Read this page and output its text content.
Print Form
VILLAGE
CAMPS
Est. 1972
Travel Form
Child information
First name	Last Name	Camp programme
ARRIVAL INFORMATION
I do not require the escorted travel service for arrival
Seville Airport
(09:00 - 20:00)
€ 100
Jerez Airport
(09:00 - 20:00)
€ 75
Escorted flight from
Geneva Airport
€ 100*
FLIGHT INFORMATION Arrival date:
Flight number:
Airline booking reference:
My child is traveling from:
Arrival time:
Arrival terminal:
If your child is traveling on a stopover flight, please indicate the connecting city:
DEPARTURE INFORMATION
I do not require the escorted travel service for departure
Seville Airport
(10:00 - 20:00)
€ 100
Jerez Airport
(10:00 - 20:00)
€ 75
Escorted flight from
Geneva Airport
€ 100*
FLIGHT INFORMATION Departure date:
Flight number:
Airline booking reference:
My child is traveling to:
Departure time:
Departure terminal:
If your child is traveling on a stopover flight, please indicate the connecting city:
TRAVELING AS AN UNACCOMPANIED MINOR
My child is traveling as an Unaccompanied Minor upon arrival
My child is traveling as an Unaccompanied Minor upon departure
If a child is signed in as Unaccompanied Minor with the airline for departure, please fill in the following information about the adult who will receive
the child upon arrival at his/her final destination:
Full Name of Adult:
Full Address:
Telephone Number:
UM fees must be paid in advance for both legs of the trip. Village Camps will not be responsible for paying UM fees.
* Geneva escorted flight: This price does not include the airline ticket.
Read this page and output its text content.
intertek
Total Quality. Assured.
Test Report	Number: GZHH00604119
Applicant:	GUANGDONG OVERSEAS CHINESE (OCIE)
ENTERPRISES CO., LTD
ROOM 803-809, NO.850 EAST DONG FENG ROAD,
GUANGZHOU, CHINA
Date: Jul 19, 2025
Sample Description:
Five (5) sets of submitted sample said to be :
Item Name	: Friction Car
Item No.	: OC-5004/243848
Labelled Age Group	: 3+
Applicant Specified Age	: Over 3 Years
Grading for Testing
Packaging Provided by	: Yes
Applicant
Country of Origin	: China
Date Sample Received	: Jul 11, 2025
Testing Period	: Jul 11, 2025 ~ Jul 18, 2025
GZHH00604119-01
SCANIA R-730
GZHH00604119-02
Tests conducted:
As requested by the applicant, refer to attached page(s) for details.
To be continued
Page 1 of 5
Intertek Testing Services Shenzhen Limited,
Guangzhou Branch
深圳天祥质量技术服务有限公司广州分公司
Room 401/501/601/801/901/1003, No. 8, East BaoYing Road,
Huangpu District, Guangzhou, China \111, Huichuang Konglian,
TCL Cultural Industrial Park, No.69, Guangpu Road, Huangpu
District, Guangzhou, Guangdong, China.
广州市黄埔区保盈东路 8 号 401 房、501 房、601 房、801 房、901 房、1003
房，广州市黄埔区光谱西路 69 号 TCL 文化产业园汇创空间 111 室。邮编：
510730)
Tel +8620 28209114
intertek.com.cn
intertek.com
☆ ☆ ☆ ☆ ☆
▸ **TASK OBJECTIVE**:
Repeat every entry word for word.

▸ **COMPLETE RESPONSE**:
Read this page and output its text content.
Print Form
VILLAGE
CAMPS
Est. 1972
Travel Form
Child information
First name	Last Name	Camp programme
ARRIVAL INFORMATION
I do not require the escorted travel service for arrival
Seville Airport
(09:00 - 20:00)
€ 100
Jerez Airport
(09:00 - 20:00)
€ 75
Escorted flight from
Geneva Airport
€ 100*
FLIGHT INFORMATION Arrival date:
Flight number:
Airline booking reference:
My child is traveling from:
Arrival time:
Arrival terminal:
If your child is traveling on a stopover flight, please indicate the connecting city:
DEPARTURE INFORMATION
I do not require the escorted travel service for departure
Seville Airport
(10:00 - 20:00)
€ 100
Jerez Airport
(10:00 - 20:00)
€ 75
Escorted flight from
Geneva Airport
€ 100*
FLIGHT INFORMATION Departure date:
Flight number:
Airline booking reference:
My child is traveling to:
Departure time:
Departure terminal:
If your child is traveling on a stopover flight, please indicate the connecting city:
TRAVELING AS AN UNACCOMPANIED MINOR
My child is traveling as an Unaccompanied Minor upon arrival
My child is traveling as an Unaccompanied Minor upon departure
If a child is signed in as Unaccompanied Minor with the airline for departure, please fill in the following information about the adult who will receive
the child upon arrival at his/her final destination:
Full Name of Adult:
Full Address:
Telephone Number:
UM fees must be paid in advance for both legs of the trip. Village Camps will not be responsible for paying UM fees.
* Geneva escorted flight: This price does not include the airline ticket.
Read this page and output its text content.
intertek
Total Quality. Assured.
Test Report	Number: GZHH00604119
Applicant:	GUANGDONG OVERSEAS CHINESE (OCIE)
ENTERPRISES CO., LTD
ROOM 803-809, NO.850 EAST DONG FENG ROAD,
GUANGZHOU, CHINA
Date: Jul 19, 2025
Sample Description:
Five (5) sets of submitted sample said to be :
Item Name	: Friction Car
Item No.	: OC-5004/243848
Labelled Age Group	: 3+
Applicant Specified Age	: Over 3 Years
Grading for Testing
Packaging Provided by	: Yes
Applicant
Country of Origin	: China
Date Sample Received	: Jul 11, 2025
Testing Period	: Jul 11, 2025 ~ Jul 18, 2025
GZHH00604119-01
SCANIA R-730
GZHH00604119-02
Tests conducted:
As requested by the applicant, refer to attached page(s) for details.
To be continued
Page 1 of 5
Intertek Testing Services Shenzhen Limited,
Guangzhou Branch
深圳天祥质量技术服务有限公司广州分公司
Room 401/501/601/801/901/1003, No. 8, East BaoYing Road,
Huangpu District, Guangzhou, China \111, Huichuang Konglian,
TCL Cultural Industrial Park, No.69, Guangpu Road, Huangpu
District, Guangzhou, Guangdong, China.
广州市黄埔区保盈东路 8 号 401 房、501 房、601 房、801 房、901 房、1003
房，广州市黄埔区光谱西路 69 号 TCL 文化产业园汇创空间 111 室。邮编：
510730)
Tel +8620 28209114
intertek.com.cn
intertek.com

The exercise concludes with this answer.